Task requirements ::
Copy each line below that contains "this".

Data excerpts:

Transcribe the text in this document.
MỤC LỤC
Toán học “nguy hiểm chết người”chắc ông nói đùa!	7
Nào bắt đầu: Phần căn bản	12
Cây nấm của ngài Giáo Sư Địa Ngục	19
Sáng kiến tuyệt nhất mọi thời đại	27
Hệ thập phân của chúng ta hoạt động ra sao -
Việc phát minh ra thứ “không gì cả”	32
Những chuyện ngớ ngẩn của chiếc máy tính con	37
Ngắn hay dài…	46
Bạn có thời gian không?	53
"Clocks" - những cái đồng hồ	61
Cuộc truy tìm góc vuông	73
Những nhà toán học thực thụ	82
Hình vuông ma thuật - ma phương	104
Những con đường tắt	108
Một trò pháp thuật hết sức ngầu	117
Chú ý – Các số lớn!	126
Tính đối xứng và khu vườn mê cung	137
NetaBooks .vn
* * *
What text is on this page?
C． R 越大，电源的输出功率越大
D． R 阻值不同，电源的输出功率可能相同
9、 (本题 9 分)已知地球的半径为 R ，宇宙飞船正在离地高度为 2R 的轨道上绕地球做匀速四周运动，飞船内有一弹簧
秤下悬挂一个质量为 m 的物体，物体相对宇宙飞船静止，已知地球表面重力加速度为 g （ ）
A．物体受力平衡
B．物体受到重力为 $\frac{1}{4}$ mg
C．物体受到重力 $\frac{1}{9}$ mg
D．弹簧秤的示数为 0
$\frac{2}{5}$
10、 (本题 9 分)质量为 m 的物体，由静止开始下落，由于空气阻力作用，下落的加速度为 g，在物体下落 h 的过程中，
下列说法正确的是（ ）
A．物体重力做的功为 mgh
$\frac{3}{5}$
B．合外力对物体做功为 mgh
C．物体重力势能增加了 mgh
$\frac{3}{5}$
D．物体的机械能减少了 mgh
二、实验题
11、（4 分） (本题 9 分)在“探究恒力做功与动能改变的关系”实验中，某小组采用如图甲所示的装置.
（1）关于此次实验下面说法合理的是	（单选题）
...
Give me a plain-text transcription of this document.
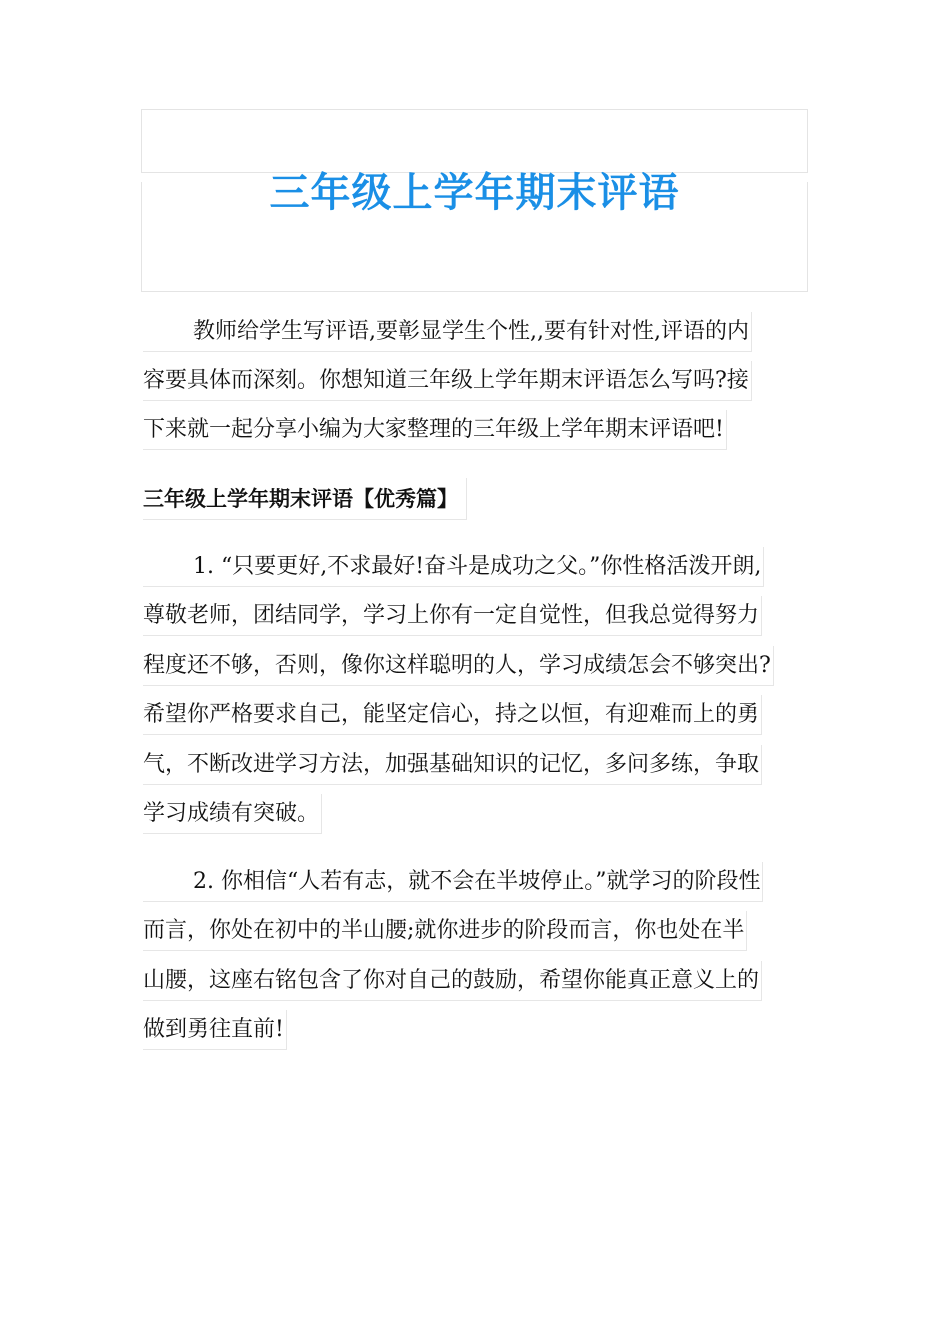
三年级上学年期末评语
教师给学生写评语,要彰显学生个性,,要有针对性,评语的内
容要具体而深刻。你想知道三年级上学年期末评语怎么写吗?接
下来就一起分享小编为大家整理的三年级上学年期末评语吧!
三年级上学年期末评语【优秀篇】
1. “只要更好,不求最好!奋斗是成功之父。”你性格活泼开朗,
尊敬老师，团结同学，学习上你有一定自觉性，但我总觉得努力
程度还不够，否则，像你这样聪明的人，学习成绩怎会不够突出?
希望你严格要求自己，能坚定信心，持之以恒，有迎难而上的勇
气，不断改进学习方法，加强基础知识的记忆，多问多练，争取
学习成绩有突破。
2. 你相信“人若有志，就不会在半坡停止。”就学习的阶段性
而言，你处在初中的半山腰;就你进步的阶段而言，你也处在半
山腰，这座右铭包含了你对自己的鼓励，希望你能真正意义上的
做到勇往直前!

Exercise result ::
Transcribe the text in this document.
What text is on this page?
Give me a plain-text transcription of this document.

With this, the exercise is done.